* Begin Provided entries *
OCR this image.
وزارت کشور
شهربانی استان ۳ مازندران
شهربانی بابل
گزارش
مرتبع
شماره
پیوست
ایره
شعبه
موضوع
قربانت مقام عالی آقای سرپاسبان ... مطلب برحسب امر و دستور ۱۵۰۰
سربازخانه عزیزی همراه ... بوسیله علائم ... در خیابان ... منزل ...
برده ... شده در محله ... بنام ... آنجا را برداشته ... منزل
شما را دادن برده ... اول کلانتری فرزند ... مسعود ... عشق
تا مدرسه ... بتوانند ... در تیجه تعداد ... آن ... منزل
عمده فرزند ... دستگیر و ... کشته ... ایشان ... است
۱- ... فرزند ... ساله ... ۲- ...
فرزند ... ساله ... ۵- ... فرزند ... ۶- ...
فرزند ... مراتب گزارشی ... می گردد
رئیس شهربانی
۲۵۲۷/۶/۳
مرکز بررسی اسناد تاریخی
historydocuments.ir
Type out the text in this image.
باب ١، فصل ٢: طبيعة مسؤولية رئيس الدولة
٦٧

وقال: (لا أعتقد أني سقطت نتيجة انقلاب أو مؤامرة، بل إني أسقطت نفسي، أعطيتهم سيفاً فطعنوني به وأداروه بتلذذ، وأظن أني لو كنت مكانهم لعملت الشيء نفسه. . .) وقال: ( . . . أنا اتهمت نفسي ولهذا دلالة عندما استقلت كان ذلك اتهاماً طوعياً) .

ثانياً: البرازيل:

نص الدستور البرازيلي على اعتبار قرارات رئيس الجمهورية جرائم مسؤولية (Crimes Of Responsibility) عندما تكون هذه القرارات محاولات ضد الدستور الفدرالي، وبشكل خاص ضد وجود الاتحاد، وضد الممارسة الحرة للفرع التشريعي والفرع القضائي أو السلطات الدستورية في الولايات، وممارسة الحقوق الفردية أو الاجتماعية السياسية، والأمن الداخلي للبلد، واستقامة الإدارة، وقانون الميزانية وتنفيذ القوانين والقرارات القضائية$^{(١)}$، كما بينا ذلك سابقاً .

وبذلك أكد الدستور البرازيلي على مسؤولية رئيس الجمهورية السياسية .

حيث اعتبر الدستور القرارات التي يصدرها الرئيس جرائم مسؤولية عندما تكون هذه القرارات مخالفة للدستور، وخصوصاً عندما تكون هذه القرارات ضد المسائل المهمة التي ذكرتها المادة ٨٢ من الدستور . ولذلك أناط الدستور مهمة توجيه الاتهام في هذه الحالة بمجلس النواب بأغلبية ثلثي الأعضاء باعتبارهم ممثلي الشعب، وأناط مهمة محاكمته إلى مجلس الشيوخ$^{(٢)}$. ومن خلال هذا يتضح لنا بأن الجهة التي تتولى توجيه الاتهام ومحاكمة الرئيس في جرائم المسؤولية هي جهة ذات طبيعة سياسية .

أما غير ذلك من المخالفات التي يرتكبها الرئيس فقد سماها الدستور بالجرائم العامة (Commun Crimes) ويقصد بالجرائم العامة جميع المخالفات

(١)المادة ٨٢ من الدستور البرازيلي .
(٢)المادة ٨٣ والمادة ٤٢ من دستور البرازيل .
* End Provided entries *
Write out each line of the data that holds the string "السياسية".

نص الدستور البرازيلي على اعتبار قرارات رئيس الجمهورية جرائم مسؤولية (Crimes Of Responsibility) عندما تكون هذه القرارات محاولات ضد الدستور الفدرالي، وبشكل خاص ضد وجود الاتحاد، وضد الممارسة الحرة للفرع التشريعي والفرع القضائي أو السلطات الدستورية في الولايات، وممارسة الحقوق الفردية أو الاجتماعية السياسية، والأمن الداخلي للبلد، واستقامة الإدارة، وقانون الميزانية وتنفيذ القوانين والقرارات القضائية$^{(١)}$، كما بينا ذلك سابقاً .
وبذلك أكد الدستور البرازيلي على مسؤولية رئيس الجمهورية السياسية .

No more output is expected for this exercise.